§ **TASK TO COMPLETE**
Please transcribe the records precisely; pictures stay out of your copy.

§ **EXTRACTED DATA**
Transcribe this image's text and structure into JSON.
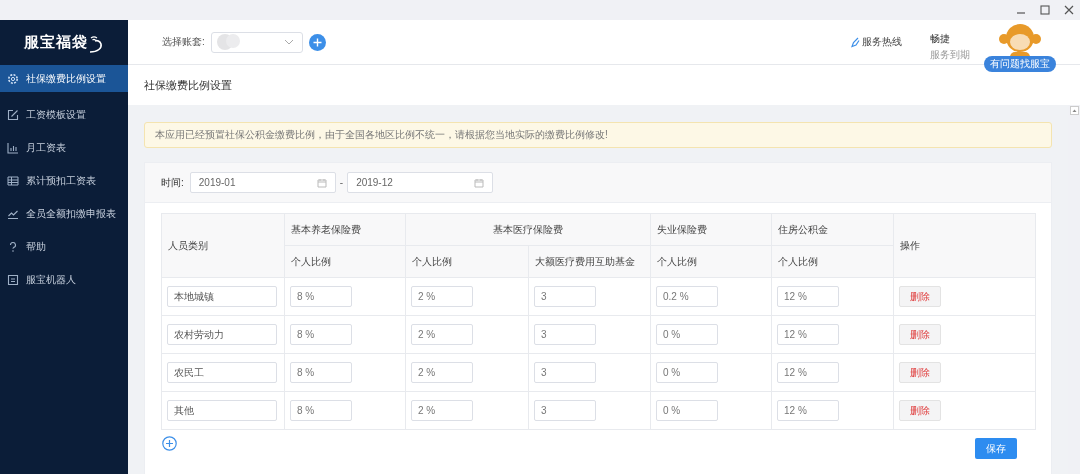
{
  "logo": "服宝福袋",
  "sidebar": {
    "items": [
      {
        "label": "社保缴费比例设置",
        "kind": "gear",
        "selected": true
      },
      {
        "label": "工资模板设置",
        "kind": "edit",
        "selected": false
      },
      {
        "label": "月工资表",
        "kind": "bars",
        "selected": false
      },
      {
        "label": "累计预扣工资表",
        "kind": "grid",
        "selected": false
      },
      {
        "label": "全员全额扣缴申报表",
        "kind": "trend",
        "selected": false
      },
      {
        "label": "帮助",
        "kind": "help",
        "selected": false
      },
      {
        "label": "服宝机器人",
        "kind": "robot",
        "selected": false
      }
    ]
  },
  "header": {
    "account_label": "选择账套:",
    "hotline": "服务热线",
    "service_name": "畅捷",
    "expiry_note": "服务到期",
    "help_badge": "有问题找服宝"
  },
  "page_title": "社保缴费比例设置",
  "notice": "本应用已经预置社保公积金缴费比例，由于全国各地区比例不统一，请根据您当地实际的缴费比例修改!",
  "filter": {
    "label": "时间:",
    "start": "2019-01",
    "separator": "-",
    "end": "2019-12"
  },
  "table": {
    "columns": [
      {
        "group": "人员类别"
      },
      {
        "group": "基本养老保险费",
        "subs": [
          "个人比例"
        ]
      },
      {
        "group": "基本医疗保险费",
        "subs": [
          "个人比例",
          "大额医疗费用互助基金"
        ]
      },
      {
        "group": "失业保险费",
        "subs": [
          "个人比例"
        ]
      },
      {
        "group": "住房公积金",
        "subs": [
          "个人比例"
        ]
      },
      {
        "group": "操作"
      }
    ],
    "rows": [
      {
        "category": "本地城镇",
        "values": [
          "8 %",
          "2 %",
          "3",
          "0.2 %",
          "12 %"
        ],
        "action": "删除"
      },
      {
        "category": "农村劳动力",
        "values": [
          "8 %",
          "2 %",
          "3",
          "0 %",
          "12 %"
        ],
        "action": "删除"
      },
      {
        "category": "农民工",
        "values": [
          "8 %",
          "2 %",
          "3",
          "0 %",
          "12 %"
        ],
        "action": "删除"
      },
      {
        "category": "其他",
        "values": [
          "8 %",
          "2 %",
          "3",
          "0 %",
          "12 %"
        ],
        "action": "删除"
      }
    ]
  },
  "save_button": "保存"
}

§ **ANSWER TO THE TASK**
Transcribe this image's text and structure into JSON.
{
  "logo": "服宝福袋",
  "sidebar": {
    "items": [
      {
        "label": "社保缴费比例设置",
        "kind": "gear",
        "selected": true
      },
      {
        "label": "工资模板设置",
        "kind": "edit",
        "selected": false
      },
      {
        "label": "月工资表",
        "kind": "bars",
        "selected": false
      },
      {
        "label": "累计预扣工资表",
        "kind": "grid",
        "selected": false
      },
      {
        "label": "全员全额扣缴申报表",
        "kind": "trend",
        "selected": false
      },
      {
        "label": "帮助",
        "kind": "help",
        "selected": false
      },
      {
        "label": "服宝机器人",
        "kind": "robot",
        "selected": false
      }
    ]
  },
  "header": {
    "account_label": "选择账套:",
    "hotline": "服务热线",
    "service_name": "畅捷",
    "expiry_note": "服务到期",
    "help_badge": "有问题找服宝"
  },
  "page_title": "社保缴费比例设置",
  "notice": "本应用已经预置社保公积金缴费比例，由于全国各地区比例不统一，请根据您当地实际的缴费比例修改!",
  "filter": {
    "label": "时间:",
    "start": "2019-01",
    "separator": "-",
    "end": "2019-12"
  },
  "table": {
    "columns": [
      {
        "group": "人员类别"
      },
      {
        "group": "基本养老保险费",
        "subs": [
          "个人比例"
        ]
      },
      {
        "group": "基本医疗保险费",
        "subs": [
          "个人比例",
          "大额医疗费用互助基金"
        ]
      },
      {
        "group": "失业保险费",
        "subs": [
          "个人比例"
        ]
      },
      {
        "group": "住房公积金",
        "subs": [
          "个人比例"
        ]
      },
      {
        "group": "操作"
      }
    ],
    "rows": [
      {
        "category": "本地城镇",
        "values": [
          "8 %",
          "2 %",
          "3",
          "0.2 %",
          "12 %"
        ],
        "action": "删除"
      },
      {
        "category": "农村劳动力",
        "values": [
          "8 %",
          "2 %",
          "3",
          "0 %",
          "12 %"
        ],
        "action": "删除"
      },
      {
        "category": "农民工",
        "values": [
          "8 %",
          "2 %",
          "3",
          "0 %",
          "12 %"
        ],
        "action": "删除"
      },
      {
        "category": "其他",
        "values": [
          "8 %",
          "2 %",
          "3",
          "0 %",
          "12 %"
        ],
        "action": "删除"
      }
    ]
  },
  "save_button": "保存"
}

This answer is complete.